## DIRECTIONS FOR THIS TASK
Below is some material; set it all down exactly, apart from the pictures.

## INPUT
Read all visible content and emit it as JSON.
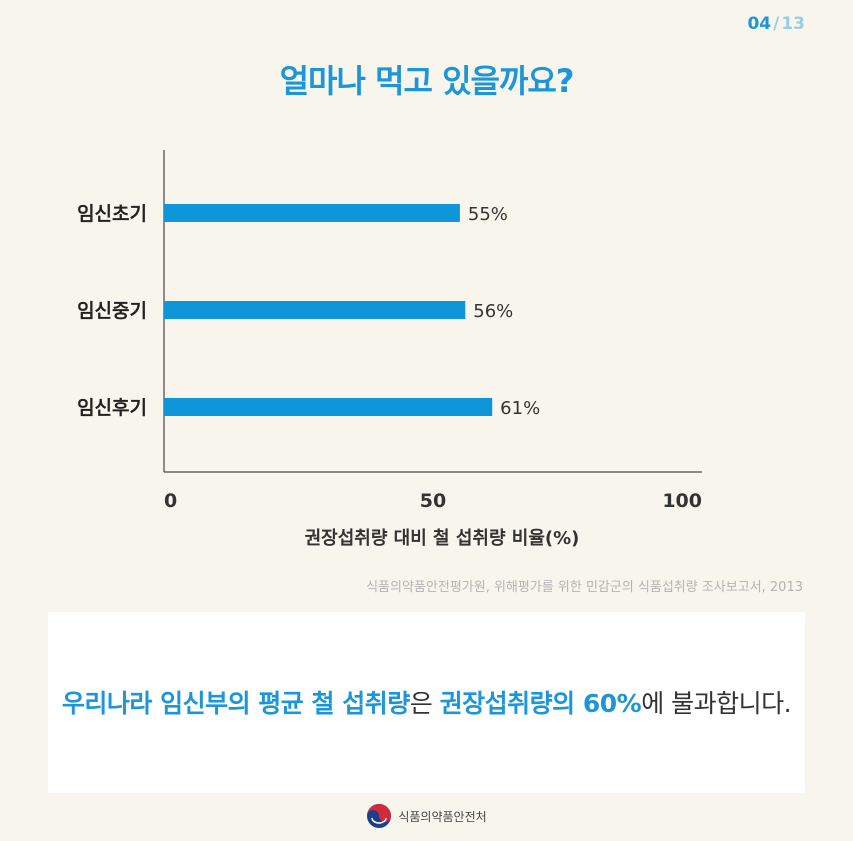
{
  "page": {
    "current": "04",
    "separator": "/",
    "total": "13"
  },
  "title": "얼마나 먹고 있을까요?",
  "chart_data": {
    "type": "bar",
    "orientation": "horizontal",
    "categories": [
      "임신초기",
      "임신중기",
      "임신후기"
    ],
    "values": [
      55,
      56,
      61
    ],
    "value_labels": [
      "55%",
      "56%",
      "61%"
    ],
    "xlabel": "권장섭취량 대비 철 섭취량 비율(%)",
    "xlim": [
      0,
      100
    ],
    "xticks": [
      0,
      50,
      100
    ],
    "bar_color": "#0e96d8",
    "grid": false
  },
  "source": "식품의약품안전평가원, 위해평가를 위한 민감군의 식품섭취량 조사보고서, 2013",
  "message": {
    "part1": "우리나라 임신부의 평균 철 섭취량",
    "part2": "은 ",
    "part3": "권장섭취량의 60%",
    "part4": "에 불과합니다."
  },
  "footer": {
    "logo_icon": "taegeuk-icon",
    "org": "식품의약품안전처"
  }
}
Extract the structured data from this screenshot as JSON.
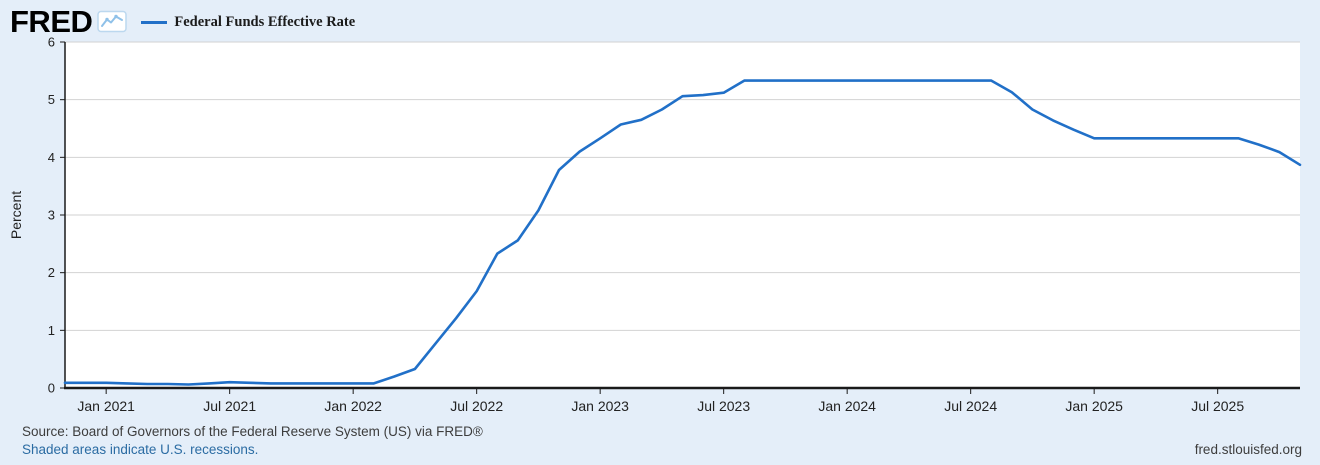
{
  "header": {
    "logo_text": "FRED",
    "logo_icon": "line-chart-icon",
    "legend": {
      "label": "Federal Funds Effective Rate",
      "color": "#2170c8"
    }
  },
  "chart_data": {
    "type": "line",
    "title": "Federal Funds Effective Rate",
    "xlabel": "",
    "ylabel": "Percent",
    "ylim": [
      0,
      6
    ],
    "yticks": [
      0,
      1,
      2,
      3,
      4,
      5,
      6
    ],
    "grid": true,
    "legend_position": "top-left",
    "x": [
      "2020-11",
      "2020-12",
      "2021-01",
      "2021-02",
      "2021-03",
      "2021-04",
      "2021-05",
      "2021-06",
      "2021-07",
      "2021-08",
      "2021-09",
      "2021-10",
      "2021-11",
      "2021-12",
      "2022-01",
      "2022-02",
      "2022-03",
      "2022-04",
      "2022-05",
      "2022-06",
      "2022-07",
      "2022-08",
      "2022-09",
      "2022-10",
      "2022-11",
      "2022-12",
      "2023-01",
      "2023-02",
      "2023-03",
      "2023-04",
      "2023-05",
      "2023-06",
      "2023-07",
      "2023-08",
      "2023-09",
      "2023-10",
      "2023-11",
      "2023-12",
      "2024-01",
      "2024-02",
      "2024-03",
      "2024-04",
      "2024-05",
      "2024-06",
      "2024-07",
      "2024-08",
      "2024-09",
      "2024-10",
      "2024-11",
      "2024-12",
      "2025-01",
      "2025-02",
      "2025-03",
      "2025-04",
      "2025-05",
      "2025-06",
      "2025-07",
      "2025-08",
      "2025-09",
      "2025-10",
      "2025-11"
    ],
    "xticks": [
      {
        "month": "2021-01",
        "label": "Jan 2021"
      },
      {
        "month": "2021-07",
        "label": "Jul 2021"
      },
      {
        "month": "2022-01",
        "label": "Jan 2022"
      },
      {
        "month": "2022-07",
        "label": "Jul 2022"
      },
      {
        "month": "2023-01",
        "label": "Jan 2023"
      },
      {
        "month": "2023-07",
        "label": "Jul 2023"
      },
      {
        "month": "2024-01",
        "label": "Jan 2024"
      },
      {
        "month": "2024-07",
        "label": "Jul 2024"
      },
      {
        "month": "2025-01",
        "label": "Jan 2025"
      },
      {
        "month": "2025-07",
        "label": "Jul 2025"
      }
    ],
    "series": [
      {
        "name": "Federal Funds Effective Rate",
        "color": "#2170c8",
        "values": [
          0.09,
          0.09,
          0.09,
          0.08,
          0.07,
          0.07,
          0.06,
          0.08,
          0.1,
          0.09,
          0.08,
          0.08,
          0.08,
          0.08,
          0.08,
          0.08,
          0.2,
          0.33,
          0.77,
          1.21,
          1.68,
          2.33,
          2.56,
          3.08,
          3.78,
          4.1,
          4.33,
          4.57,
          4.65,
          4.83,
          5.06,
          5.08,
          5.12,
          5.33,
          5.33,
          5.33,
          5.33,
          5.33,
          5.33,
          5.33,
          5.33,
          5.33,
          5.33,
          5.33,
          5.33,
          5.33,
          5.13,
          4.83,
          4.64,
          4.48,
          4.33,
          4.33,
          4.33,
          4.33,
          4.33,
          4.33,
          4.33,
          4.33,
          4.22,
          4.09,
          3.87
        ]
      }
    ]
  },
  "footer": {
    "source": "Source: Board of Governors of the Federal Reserve System (US) via FRED®",
    "recessions_note": "Shaded areas indicate U.S. recessions.",
    "site": "fred.stlouisfed.org"
  },
  "colors": {
    "background": "#e4eef9",
    "plot_background": "#ffffff",
    "series": "#2170c8",
    "gridline": "#d2d2d2",
    "axis": "#1a1a1a",
    "tick_text": "#222222",
    "link": "#2b6ca3",
    "footer_text": "#3d3d3d"
  }
}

## SOLUTION TO THE PROBLEM
Read all visible content and emit it as JSON.
{
  "page": {
    "current": "04",
    "separator": "/",
    "total": "13"
  },
  "title": "얼마나 먹고 있을까요?",
  "chart_data": {
    "type": "bar",
    "orientation": "horizontal",
    "categories": [
      "임신초기",
      "임신중기",
      "임신후기"
    ],
    "values": [
      55,
      56,
      61
    ],
    "value_labels": [
      "55%",
      "56%",
      "61%"
    ],
    "xlabel": "권장섭취량 대비 철 섭취량 비율(%)",
    "xlim": [
      0,
      100
    ],
    "xticks": [
      0,
      50,
      100
    ],
    "bar_color": "#0e96d8",
    "grid": false
  },
  "source": "식품의약품안전평가원, 위해평가를 위한 민감군의 식품섭취량 조사보고서, 2013",
  "message": {
    "part1": "우리나라 임신부의 평균 철 섭취량",
    "part2": "은 ",
    "part3": "권장섭취량의 60%",
    "part4": "에 불과합니다."
  },
  "footer": {
    "logo_icon": "taegeuk-icon",
    "org": "식품의약품안전처"
  }
}
Extract the structured data from this screenshot as JSON.
{
  "header": {
    "logo_text": "FRED",
    "logo_icon": "line-chart-icon",
    "legend": {
      "label": "Federal Funds Effective Rate",
      "color": "#2170c8"
    }
  },
  "chart_data": {
    "type": "line",
    "title": "Federal Funds Effective Rate",
    "xlabel": "",
    "ylabel": "Percent",
    "ylim": [
      0,
      6
    ],
    "yticks": [
      0,
      1,
      2,
      3,
      4,
      5,
      6
    ],
    "grid": true,
    "legend_position": "top-left",
    "x": [
      "2020-11",
      "2020-12",
      "2021-01",
      "2021-02",
      "2021-03",
      "2021-04",
      "2021-05",
      "2021-06",
      "2021-07",
      "2021-08",
      "2021-09",
      "2021-10",
      "2021-11",
      "2021-12",
      "2022-01",
      "2022-02",
      "2022-03",
      "2022-04",
      "2022-05",
      "2022-06",
      "2022-07",
      "2022-08",
      "2022-09",
      "2022-10",
      "2022-11",
      "2022-12",
      "2023-01",
      "2023-02",
      "2023-03",
      "2023-04",
      "2023-05",
      "2023-06",
      "2023-07",
      "2023-08",
      "2023-09",
      "2023-10",
      "2023-11",
      "2023-12",
      "2024-01",
      "2024-02",
      "2024-03",
      "2024-04",
      "2024-05",
      "2024-06",
      "2024-07",
      "2024-08",
      "2024-09",
      "2024-10",
      "2024-11",
      "2024-12",
      "2025-01",
      "2025-02",
      "2025-03",
      "2025-04",
      "2025-05",
      "2025-06",
      "2025-07",
      "2025-08",
      "2025-09",
      "2025-10",
      "2025-11"
    ],
    "xticks": [
      {
        "month": "2021-01",
        "label": "Jan 2021"
      },
      {
        "month": "2021-07",
        "label": "Jul 2021"
      },
      {
        "month": "2022-01",
        "label": "Jan 2022"
      },
      {
        "month": "2022-07",
        "label": "Jul 2022"
      },
      {
        "month": "2023-01",
        "label": "Jan 2023"
      },
      {
        "month": "2023-07",
        "label": "Jul 2023"
      },
      {
        "month": "2024-01",
        "label": "Jan 2024"
      },
      {
        "month": "2024-07",
        "label": "Jul 2024"
      },
      {
        "month": "2025-01",
        "label": "Jan 2025"
      },
      {
        "month": "2025-07",
        "label": "Jul 2025"
      }
    ],
    "series": [
      {
        "name": "Federal Funds Effective Rate",
        "color": "#2170c8",
        "values": [
          0.09,
          0.09,
          0.09,
          0.08,
          0.07,
          0.07,
          0.06,
          0.08,
          0.1,
          0.09,
          0.08,
          0.08,
          0.08,
          0.08,
          0.08,
          0.08,
          0.2,
          0.33,
          0.77,
          1.21,
          1.68,
          2.33,
          2.56,
          3.08,
          3.78,
          4.1,
          4.33,
          4.57,
          4.65,
          4.83,
          5.06,
          5.08,
          5.12,
          5.33,
          5.33,
          5.33,
          5.33,
          5.33,
          5.33,
          5.33,
          5.33,
          5.33,
          5.33,
          5.33,
          5.33,
          5.33,
          5.13,
          4.83,
          4.64,
          4.48,
          4.33,
          4.33,
          4.33,
          4.33,
          4.33,
          4.33,
          4.33,
          4.33,
          4.22,
          4.09,
          3.87
        ]
      }
    ]
  },
  "footer": {
    "source": "Source: Board of Governors of the Federal Reserve System (US) via FRED®",
    "recessions_note": "Shaded areas indicate U.S. recessions.",
    "site": "fred.stlouisfed.org"
  },
  "colors": {
    "background": "#e4eef9",
    "plot_background": "#ffffff",
    "series": "#2170c8",
    "gridline": "#d2d2d2",
    "axis": "#1a1a1a",
    "tick_text": "#222222",
    "link": "#2b6ca3",
    "footer_text": "#3d3d3d"
  }
}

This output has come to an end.